**What to produce:**
From the line that has "Transcribe the text in this document." down to the final line of the listing below, transcribe every line exactly, and only those.

==================================================

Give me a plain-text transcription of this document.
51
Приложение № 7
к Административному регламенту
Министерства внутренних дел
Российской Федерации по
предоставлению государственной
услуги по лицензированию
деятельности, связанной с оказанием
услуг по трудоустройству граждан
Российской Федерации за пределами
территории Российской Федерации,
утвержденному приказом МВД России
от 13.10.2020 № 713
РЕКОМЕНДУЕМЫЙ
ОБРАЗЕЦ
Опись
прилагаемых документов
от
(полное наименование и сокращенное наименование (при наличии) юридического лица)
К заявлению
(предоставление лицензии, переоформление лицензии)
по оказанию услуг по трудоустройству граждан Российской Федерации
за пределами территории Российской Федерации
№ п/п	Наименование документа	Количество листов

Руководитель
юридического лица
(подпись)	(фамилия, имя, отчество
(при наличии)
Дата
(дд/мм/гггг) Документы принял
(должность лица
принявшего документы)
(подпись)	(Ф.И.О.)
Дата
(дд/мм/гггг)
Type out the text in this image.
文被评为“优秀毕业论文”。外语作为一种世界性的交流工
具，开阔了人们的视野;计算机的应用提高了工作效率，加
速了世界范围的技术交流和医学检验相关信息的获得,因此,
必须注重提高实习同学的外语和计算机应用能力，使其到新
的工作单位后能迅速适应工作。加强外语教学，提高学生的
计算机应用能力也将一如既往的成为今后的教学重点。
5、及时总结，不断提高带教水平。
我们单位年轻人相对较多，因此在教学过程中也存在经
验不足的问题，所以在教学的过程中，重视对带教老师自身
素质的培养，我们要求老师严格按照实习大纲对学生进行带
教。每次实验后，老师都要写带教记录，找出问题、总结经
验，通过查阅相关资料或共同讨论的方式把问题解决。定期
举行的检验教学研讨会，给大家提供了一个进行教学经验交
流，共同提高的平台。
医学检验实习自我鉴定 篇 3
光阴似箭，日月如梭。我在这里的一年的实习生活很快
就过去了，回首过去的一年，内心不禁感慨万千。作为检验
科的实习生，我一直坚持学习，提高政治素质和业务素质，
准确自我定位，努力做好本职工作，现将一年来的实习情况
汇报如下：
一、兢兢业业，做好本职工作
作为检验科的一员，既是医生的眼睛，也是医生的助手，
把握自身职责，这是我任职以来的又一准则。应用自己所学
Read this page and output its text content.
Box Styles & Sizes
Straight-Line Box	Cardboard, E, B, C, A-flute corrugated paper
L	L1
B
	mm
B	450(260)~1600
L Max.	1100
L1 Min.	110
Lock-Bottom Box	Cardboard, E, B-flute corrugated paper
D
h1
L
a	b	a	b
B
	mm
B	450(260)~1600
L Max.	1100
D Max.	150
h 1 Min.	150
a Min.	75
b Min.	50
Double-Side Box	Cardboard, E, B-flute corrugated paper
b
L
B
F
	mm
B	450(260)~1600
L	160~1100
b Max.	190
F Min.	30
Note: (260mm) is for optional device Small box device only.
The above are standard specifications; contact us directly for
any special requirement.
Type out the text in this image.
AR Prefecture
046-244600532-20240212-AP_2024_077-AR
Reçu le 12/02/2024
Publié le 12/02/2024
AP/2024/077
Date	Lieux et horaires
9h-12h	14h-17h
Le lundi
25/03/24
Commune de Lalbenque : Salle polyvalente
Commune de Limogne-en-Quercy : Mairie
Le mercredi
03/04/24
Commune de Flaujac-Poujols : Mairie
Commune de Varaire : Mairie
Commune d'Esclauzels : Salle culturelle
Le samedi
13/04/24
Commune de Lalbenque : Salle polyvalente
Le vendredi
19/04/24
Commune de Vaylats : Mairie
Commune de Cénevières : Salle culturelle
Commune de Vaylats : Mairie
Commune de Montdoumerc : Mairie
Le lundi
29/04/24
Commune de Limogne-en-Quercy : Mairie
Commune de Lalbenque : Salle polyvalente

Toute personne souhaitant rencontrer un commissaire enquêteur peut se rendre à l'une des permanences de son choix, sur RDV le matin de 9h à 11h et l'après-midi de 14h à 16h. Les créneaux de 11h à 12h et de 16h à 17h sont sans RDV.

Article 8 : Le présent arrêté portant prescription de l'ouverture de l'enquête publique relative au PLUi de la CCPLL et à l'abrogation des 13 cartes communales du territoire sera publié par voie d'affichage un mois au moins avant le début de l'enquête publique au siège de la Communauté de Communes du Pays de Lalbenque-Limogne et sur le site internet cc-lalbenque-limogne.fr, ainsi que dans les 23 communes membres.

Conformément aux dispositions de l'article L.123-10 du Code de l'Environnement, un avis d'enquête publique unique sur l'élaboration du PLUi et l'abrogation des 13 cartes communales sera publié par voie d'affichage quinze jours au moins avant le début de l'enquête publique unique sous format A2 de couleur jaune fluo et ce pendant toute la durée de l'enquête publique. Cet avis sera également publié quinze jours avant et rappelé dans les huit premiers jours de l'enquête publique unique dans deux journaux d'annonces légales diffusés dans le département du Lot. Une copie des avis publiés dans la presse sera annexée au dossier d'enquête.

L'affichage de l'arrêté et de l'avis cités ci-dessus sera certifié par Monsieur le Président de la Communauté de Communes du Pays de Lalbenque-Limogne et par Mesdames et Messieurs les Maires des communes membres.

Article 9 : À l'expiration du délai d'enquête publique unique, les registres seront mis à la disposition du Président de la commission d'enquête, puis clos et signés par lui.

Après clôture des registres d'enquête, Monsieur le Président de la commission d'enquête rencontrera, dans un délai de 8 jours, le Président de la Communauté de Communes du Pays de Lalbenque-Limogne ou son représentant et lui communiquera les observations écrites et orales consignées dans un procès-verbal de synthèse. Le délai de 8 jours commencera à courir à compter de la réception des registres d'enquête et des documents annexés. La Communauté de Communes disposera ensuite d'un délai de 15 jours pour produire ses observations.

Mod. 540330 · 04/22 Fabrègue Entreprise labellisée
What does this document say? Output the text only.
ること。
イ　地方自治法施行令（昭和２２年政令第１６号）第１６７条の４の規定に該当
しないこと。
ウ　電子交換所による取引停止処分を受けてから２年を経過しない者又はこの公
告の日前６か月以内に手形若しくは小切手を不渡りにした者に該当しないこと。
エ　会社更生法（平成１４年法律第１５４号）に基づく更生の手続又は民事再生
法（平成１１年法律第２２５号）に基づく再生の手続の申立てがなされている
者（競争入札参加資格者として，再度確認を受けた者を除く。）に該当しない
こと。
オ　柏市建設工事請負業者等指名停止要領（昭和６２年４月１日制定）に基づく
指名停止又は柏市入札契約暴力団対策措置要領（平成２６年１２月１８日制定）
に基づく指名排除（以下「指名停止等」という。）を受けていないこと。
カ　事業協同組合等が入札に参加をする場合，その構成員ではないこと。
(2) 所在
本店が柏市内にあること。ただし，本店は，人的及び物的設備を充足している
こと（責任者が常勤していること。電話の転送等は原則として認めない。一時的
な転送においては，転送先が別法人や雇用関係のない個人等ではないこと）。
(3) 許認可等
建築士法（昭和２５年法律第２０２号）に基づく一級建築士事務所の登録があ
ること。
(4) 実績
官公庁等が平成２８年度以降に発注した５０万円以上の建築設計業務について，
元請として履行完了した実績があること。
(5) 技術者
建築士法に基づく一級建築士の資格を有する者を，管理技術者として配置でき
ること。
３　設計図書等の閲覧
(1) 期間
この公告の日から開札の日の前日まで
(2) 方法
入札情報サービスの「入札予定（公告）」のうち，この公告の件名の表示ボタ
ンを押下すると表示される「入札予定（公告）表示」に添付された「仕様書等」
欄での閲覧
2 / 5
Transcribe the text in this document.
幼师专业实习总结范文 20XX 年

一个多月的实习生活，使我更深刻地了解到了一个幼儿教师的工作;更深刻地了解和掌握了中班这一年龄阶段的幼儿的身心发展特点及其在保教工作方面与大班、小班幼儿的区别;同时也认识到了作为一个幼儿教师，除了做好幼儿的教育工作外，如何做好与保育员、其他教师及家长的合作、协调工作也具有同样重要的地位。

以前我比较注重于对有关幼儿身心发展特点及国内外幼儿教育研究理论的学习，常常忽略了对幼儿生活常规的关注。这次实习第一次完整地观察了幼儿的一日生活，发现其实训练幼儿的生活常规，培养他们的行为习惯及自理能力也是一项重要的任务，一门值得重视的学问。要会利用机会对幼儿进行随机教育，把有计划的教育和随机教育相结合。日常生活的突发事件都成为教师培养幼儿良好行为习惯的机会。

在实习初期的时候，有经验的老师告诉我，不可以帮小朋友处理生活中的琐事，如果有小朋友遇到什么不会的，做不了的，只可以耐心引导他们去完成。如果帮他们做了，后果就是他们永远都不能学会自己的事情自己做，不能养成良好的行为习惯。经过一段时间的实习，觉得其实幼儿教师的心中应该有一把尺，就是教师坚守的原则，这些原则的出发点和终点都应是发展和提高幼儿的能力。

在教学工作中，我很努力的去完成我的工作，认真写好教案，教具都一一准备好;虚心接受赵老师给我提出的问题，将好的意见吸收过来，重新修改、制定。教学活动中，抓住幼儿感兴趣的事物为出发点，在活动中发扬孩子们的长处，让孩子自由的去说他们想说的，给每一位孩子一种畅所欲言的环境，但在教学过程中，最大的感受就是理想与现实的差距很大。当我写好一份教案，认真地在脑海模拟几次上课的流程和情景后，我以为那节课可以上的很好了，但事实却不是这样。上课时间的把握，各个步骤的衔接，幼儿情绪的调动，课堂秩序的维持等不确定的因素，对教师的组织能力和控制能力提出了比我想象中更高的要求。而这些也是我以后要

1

==================================================

**Written answer:**
Transcribe the text in this document.
幼师专业实习总结范文 20XX 年

一个多月的实习生活，使我更深刻地了解到了一个幼儿教师的工作;更深刻地了解和掌握了中班这一年龄阶段的幼儿的身心发展特点及其在保教工作方面与大班、小班幼儿的区别;同时也认识到了作为一个幼儿教师，除了做好幼儿的教育工作外，如何做好与保育员、其他教师及家长的合作、协调工作也具有同样重要的地位。

以前我比较注重于对有关幼儿身心发展特点及国内外幼儿教育研究理论的学习，常常忽略了对幼儿生活常规的关注。这次实习第一次完整地观察了幼儿的一日生活，发现其实训练幼儿的生活常规，培养他们的行为习惯及自理能力也是一项重要的任务，一门值得重视的学问。要会利用机会对幼儿进行随机教育，把有计划的教育和随机教育相结合。日常生活的突发事件都成为教师培养幼儿良好行为习惯的机会。

在实习初期的时候，有经验的老师告诉我，不可以帮小朋友处理生活中的琐事，如果有小朋友遇到什么不会的，做不了的，只可以耐心引导他们去完成。如果帮他们做了，后果就是他们永远都不能学会自己的事情自己做，不能养成良好的行为习惯。经过一段时间的实习，觉得其实幼儿教师的心中应该有一把尺，就是教师坚守的原则，这些原则的出发点和终点都应是发展和提高幼儿的能力。

在教学工作中，我很努力的去完成我的工作，认真写好教案，教具都一一准备好;虚心接受赵老师给我提出的问题，将好的意见吸收过来，重新修改、制定。教学活动中，抓住幼儿感兴趣的事物为出发点，在活动中发扬孩子们的长处，让孩子自由的去说他们想说的，给每一位孩子一种畅所欲言的环境，但在教学过程中，最大的感受就是理想与现实的差距很大。当我写好一份教案，认真地在脑海模拟几次上课的流程和情景后，我以为那节课可以上的很好了，但事实却不是这样。上课时间的把握，各个步骤的衔接，幼儿情绪的调动，课堂秩序的维持等不确定的因素，对教师的组织能力和控制能力提出了比我想象中更高的要求。而这些也是我以后要

1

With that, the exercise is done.